Start Excerpted data

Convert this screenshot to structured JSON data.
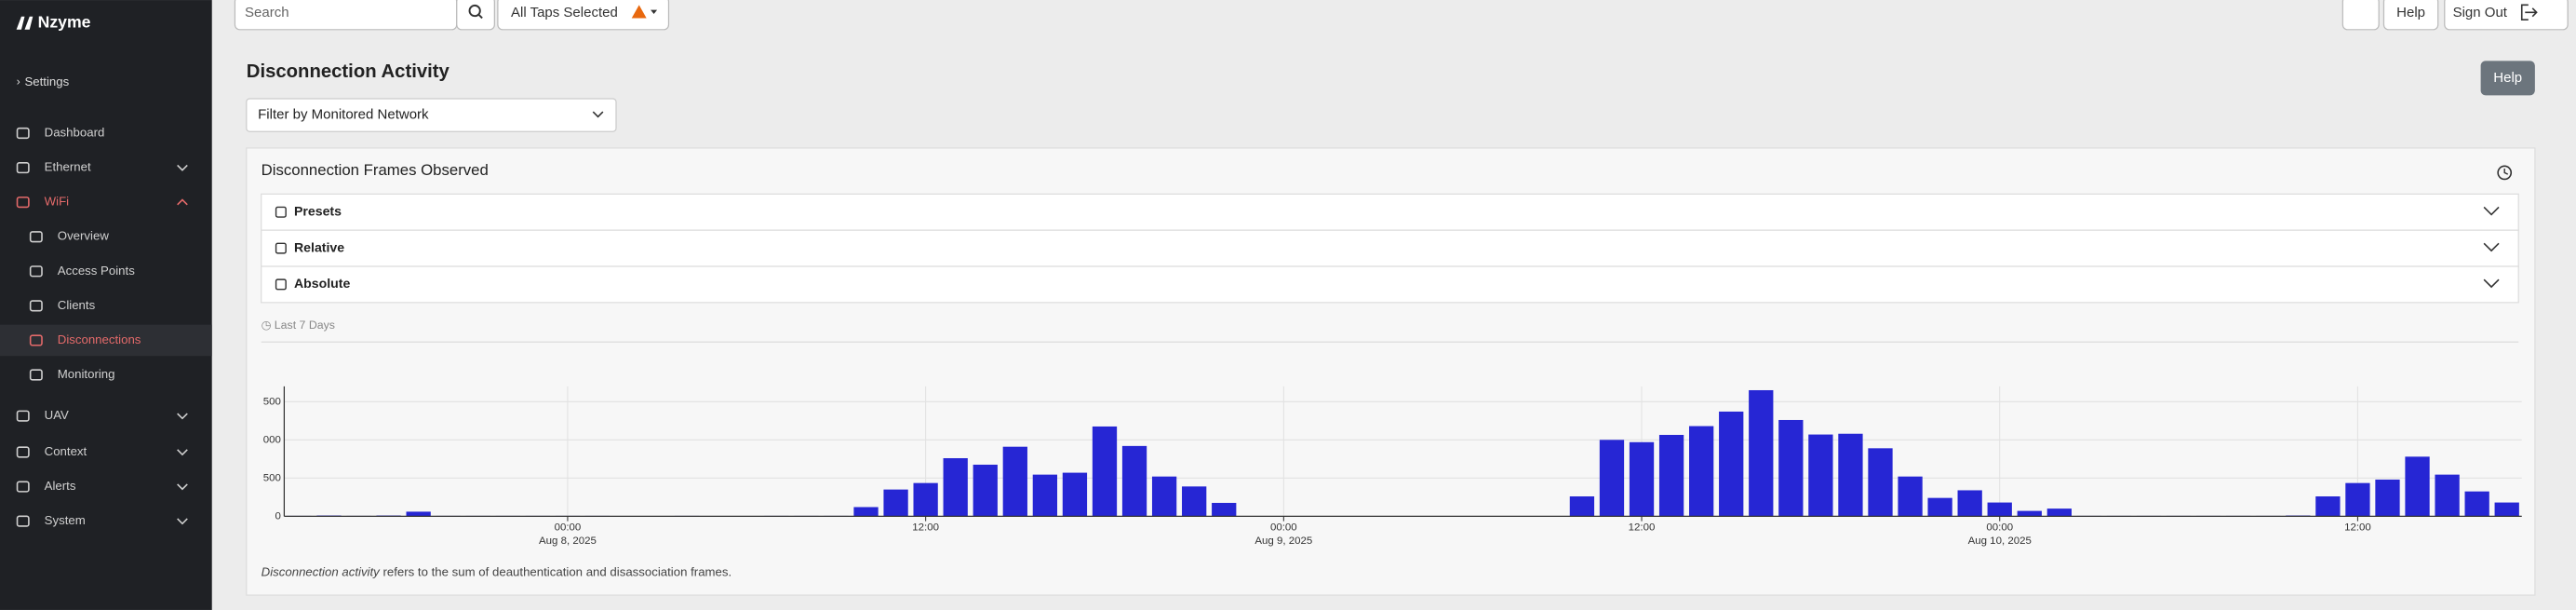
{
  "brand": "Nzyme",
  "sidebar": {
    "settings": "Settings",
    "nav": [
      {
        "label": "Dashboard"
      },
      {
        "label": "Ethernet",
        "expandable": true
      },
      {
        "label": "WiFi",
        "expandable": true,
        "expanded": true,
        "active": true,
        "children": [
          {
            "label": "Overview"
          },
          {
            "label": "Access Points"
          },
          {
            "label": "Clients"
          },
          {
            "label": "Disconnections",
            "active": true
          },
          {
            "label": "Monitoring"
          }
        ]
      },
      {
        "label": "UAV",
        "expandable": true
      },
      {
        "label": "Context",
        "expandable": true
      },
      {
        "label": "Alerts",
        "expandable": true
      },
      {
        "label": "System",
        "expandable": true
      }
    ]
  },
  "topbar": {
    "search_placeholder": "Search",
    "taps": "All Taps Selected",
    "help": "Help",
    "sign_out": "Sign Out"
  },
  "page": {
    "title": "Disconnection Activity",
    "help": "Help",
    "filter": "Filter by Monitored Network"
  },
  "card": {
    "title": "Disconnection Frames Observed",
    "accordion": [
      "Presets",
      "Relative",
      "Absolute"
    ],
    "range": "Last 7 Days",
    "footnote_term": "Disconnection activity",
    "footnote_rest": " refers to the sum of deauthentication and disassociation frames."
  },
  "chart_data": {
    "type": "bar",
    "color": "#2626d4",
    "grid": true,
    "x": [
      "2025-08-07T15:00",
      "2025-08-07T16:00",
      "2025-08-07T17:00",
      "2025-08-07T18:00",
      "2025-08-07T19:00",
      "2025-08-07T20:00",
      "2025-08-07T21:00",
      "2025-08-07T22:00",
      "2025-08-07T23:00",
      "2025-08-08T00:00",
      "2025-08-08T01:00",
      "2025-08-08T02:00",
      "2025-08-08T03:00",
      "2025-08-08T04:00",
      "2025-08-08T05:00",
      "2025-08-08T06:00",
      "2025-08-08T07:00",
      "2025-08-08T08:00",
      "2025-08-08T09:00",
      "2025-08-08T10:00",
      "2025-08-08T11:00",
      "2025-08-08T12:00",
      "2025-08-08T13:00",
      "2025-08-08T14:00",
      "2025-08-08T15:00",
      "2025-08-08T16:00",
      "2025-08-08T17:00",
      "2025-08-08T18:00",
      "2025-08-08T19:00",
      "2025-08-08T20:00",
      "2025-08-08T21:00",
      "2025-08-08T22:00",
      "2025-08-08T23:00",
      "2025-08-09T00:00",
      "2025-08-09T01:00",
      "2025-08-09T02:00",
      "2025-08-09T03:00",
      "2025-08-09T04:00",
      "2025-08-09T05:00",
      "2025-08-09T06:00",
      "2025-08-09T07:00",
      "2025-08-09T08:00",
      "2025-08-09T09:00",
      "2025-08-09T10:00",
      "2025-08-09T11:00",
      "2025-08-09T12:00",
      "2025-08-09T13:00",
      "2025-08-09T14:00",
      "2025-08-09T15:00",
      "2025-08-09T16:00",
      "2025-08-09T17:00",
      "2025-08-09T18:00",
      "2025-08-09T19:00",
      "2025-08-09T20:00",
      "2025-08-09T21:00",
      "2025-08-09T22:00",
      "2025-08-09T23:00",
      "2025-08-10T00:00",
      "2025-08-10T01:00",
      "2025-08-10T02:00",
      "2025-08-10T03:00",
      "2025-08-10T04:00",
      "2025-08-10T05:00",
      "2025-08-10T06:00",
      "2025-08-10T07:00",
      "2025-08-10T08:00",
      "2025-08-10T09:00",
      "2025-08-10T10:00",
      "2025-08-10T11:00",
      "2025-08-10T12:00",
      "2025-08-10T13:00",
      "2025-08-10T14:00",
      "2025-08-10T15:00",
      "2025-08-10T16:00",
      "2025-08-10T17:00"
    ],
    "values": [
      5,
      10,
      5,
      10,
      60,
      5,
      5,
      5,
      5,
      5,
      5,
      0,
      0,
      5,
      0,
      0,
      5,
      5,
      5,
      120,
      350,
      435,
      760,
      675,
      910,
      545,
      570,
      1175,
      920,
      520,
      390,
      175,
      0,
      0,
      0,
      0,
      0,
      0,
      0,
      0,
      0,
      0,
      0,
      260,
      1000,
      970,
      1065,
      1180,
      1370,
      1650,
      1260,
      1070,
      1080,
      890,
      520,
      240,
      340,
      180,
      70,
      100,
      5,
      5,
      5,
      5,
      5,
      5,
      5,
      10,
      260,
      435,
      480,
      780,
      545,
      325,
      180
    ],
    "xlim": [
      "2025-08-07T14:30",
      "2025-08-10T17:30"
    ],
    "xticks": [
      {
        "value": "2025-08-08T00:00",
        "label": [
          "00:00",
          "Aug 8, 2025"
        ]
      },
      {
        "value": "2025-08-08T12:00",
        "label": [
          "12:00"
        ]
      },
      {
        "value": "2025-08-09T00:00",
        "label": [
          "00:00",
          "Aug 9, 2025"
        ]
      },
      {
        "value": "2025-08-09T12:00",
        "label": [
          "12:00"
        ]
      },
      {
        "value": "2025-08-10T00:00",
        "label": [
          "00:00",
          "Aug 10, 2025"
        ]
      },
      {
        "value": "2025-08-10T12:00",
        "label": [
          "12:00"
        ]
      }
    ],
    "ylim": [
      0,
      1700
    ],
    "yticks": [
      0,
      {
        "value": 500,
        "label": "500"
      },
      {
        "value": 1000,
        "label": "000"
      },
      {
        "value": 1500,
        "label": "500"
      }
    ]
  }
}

End Excerpted data
Start Excerpted data

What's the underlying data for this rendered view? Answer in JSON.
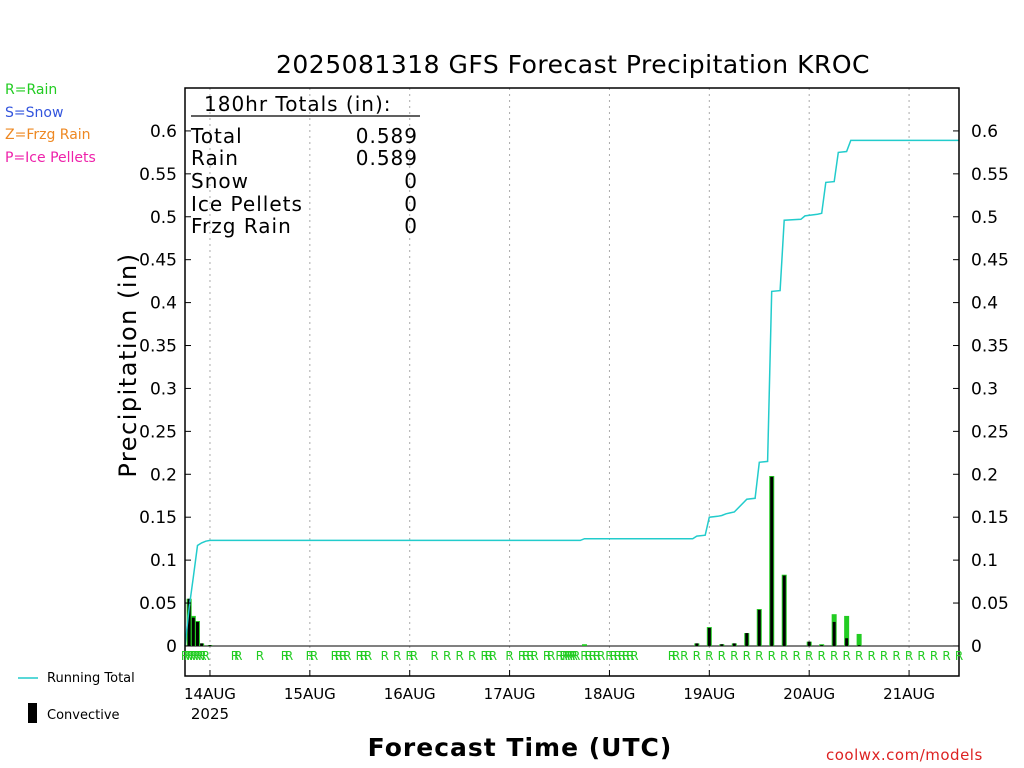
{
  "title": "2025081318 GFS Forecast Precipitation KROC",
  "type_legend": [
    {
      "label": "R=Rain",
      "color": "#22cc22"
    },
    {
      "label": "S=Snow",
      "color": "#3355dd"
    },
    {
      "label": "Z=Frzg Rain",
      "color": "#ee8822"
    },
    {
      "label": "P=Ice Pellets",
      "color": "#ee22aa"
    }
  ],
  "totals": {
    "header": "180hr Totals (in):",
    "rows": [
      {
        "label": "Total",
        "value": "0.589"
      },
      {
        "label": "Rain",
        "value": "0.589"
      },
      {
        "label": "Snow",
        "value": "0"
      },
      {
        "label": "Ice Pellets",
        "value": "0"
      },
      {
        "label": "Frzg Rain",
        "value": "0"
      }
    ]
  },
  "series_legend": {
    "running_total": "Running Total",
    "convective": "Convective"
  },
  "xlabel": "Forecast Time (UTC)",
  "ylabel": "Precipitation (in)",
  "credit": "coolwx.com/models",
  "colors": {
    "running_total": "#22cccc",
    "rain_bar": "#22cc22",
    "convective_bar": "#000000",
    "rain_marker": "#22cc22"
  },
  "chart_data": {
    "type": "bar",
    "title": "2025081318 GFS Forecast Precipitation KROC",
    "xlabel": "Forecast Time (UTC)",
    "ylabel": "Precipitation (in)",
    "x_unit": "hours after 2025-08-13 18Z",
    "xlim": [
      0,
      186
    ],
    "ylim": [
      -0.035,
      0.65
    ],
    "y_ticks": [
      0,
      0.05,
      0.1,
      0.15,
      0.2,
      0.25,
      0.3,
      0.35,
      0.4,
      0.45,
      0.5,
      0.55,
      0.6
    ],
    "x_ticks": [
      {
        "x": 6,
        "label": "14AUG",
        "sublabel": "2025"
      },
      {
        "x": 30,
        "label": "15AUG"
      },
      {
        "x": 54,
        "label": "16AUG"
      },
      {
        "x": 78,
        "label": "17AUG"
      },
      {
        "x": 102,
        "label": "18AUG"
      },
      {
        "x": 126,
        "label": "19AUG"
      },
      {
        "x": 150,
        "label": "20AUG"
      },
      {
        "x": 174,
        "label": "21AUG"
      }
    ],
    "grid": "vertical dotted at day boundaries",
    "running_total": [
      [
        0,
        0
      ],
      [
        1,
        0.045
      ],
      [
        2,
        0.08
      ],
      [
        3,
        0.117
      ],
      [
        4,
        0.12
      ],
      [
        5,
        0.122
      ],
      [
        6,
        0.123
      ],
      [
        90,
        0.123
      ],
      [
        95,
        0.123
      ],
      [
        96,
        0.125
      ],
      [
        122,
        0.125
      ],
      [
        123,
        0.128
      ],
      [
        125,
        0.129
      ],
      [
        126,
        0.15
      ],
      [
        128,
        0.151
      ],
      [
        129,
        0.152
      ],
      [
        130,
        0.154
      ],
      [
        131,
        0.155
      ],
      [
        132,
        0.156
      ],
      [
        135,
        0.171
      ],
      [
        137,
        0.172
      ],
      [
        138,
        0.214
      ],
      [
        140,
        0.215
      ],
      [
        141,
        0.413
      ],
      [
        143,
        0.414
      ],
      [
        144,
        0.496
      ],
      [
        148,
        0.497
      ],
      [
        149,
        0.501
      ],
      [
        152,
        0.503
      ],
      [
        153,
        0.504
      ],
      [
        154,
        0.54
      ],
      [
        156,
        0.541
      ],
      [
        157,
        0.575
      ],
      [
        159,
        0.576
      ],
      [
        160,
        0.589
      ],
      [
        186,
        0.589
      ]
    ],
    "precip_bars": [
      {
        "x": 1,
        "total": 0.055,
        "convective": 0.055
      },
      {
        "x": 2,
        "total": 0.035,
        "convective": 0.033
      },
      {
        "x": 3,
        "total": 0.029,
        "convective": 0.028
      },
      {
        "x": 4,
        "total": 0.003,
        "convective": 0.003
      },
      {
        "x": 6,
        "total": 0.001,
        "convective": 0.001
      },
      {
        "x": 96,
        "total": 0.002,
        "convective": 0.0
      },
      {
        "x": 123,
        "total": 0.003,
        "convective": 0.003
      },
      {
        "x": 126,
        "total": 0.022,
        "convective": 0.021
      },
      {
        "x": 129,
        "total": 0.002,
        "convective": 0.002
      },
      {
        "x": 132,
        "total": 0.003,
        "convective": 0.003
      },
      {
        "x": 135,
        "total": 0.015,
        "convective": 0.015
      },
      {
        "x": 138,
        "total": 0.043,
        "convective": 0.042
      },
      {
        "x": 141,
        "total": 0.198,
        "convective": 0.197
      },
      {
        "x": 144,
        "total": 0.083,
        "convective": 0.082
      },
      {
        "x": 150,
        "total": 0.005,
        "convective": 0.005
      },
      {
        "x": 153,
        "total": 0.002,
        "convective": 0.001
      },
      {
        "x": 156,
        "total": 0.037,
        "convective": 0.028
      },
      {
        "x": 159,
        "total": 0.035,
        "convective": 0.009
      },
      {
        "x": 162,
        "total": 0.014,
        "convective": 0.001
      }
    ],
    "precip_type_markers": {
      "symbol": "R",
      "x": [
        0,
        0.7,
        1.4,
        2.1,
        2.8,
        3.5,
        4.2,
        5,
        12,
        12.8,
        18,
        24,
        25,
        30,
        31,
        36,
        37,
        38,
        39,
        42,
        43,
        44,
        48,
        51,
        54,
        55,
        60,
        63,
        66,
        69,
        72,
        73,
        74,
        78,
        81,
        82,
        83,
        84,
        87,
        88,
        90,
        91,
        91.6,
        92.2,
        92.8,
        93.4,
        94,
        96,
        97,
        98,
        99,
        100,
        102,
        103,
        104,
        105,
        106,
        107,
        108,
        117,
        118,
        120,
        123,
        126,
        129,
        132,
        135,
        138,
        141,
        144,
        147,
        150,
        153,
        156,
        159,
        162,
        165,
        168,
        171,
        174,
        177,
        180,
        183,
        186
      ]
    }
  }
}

End Excerpted data

**Goal of the exercise:** Extract every line containing the string "ylabel" from the material.

**Result for this exercise:**
  "ylabel": "Precipitation (in)",
    "ylabel": "Precipitation (in)",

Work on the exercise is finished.